Here are some entries; quote each one exactly.

Records from a dataset
# # # # #

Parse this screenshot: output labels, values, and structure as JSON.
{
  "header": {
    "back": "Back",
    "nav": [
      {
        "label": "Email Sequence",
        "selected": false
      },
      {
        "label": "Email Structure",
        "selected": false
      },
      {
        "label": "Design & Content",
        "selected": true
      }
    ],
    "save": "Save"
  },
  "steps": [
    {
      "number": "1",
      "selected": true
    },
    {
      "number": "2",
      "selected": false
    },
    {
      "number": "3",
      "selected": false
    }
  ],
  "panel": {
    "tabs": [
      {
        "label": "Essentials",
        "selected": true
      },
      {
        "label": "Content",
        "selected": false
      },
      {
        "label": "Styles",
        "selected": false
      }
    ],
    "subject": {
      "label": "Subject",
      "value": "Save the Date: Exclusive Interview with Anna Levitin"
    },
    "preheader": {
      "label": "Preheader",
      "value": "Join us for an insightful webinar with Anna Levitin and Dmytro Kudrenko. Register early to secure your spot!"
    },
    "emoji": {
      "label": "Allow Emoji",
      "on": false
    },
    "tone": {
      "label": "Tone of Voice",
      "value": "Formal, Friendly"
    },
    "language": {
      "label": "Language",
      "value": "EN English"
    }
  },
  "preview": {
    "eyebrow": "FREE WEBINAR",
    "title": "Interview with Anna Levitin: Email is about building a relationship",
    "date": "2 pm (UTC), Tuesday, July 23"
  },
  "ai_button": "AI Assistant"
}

# # # # #

- [SOLUTION TO THE EXERCISE]:
Parse this screenshot: output labels, values, and structure as JSON.
{
  "header": {
    "back": "Back",
    "nav": [
      {
        "label": "Email Sequence",
        "selected": false
      },
      {
        "label": "Email Structure",
        "selected": false
      },
      {
        "label": "Design & Content",
        "selected": true
      }
    ],
    "save": "Save"
  },
  "steps": [
    {
      "number": "1",
      "selected": true
    },
    {
      "number": "2",
      "selected": false
    },
    {
      "number": "3",
      "selected": false
    }
  ],
  "panel": {
    "tabs": [
      {
        "label": "Essentials",
        "selected": true
      },
      {
        "label": "Content",
        "selected": false
      },
      {
        "label": "Styles",
        "selected": false
      }
    ],
    "subject": {
      "label": "Subject",
      "value": "Save the Date: Exclusive Interview with Anna Levitin"
    },
    "preheader": {
      "label": "Preheader",
      "value": "Join us for an insightful webinar with Anna Levitin and Dmytro Kudrenko. Register early to secure your spot!"
    },
    "emoji": {
      "label": "Allow Emoji",
      "on": false
    },
    "tone": {
      "label": "Tone of Voice",
      "value": "Formal, Friendly"
    },
    "language": {
      "label": "Language",
      "value": "EN English"
    }
  },
  "preview": {
    "eyebrow": "FREE WEBINAR",
    "title": "Interview with Anna Levitin: Email is about building a relationship",
    "date": "2 pm (UTC), Tuesday, July 23"
  },
  "ai_button": "AI Assistant"
}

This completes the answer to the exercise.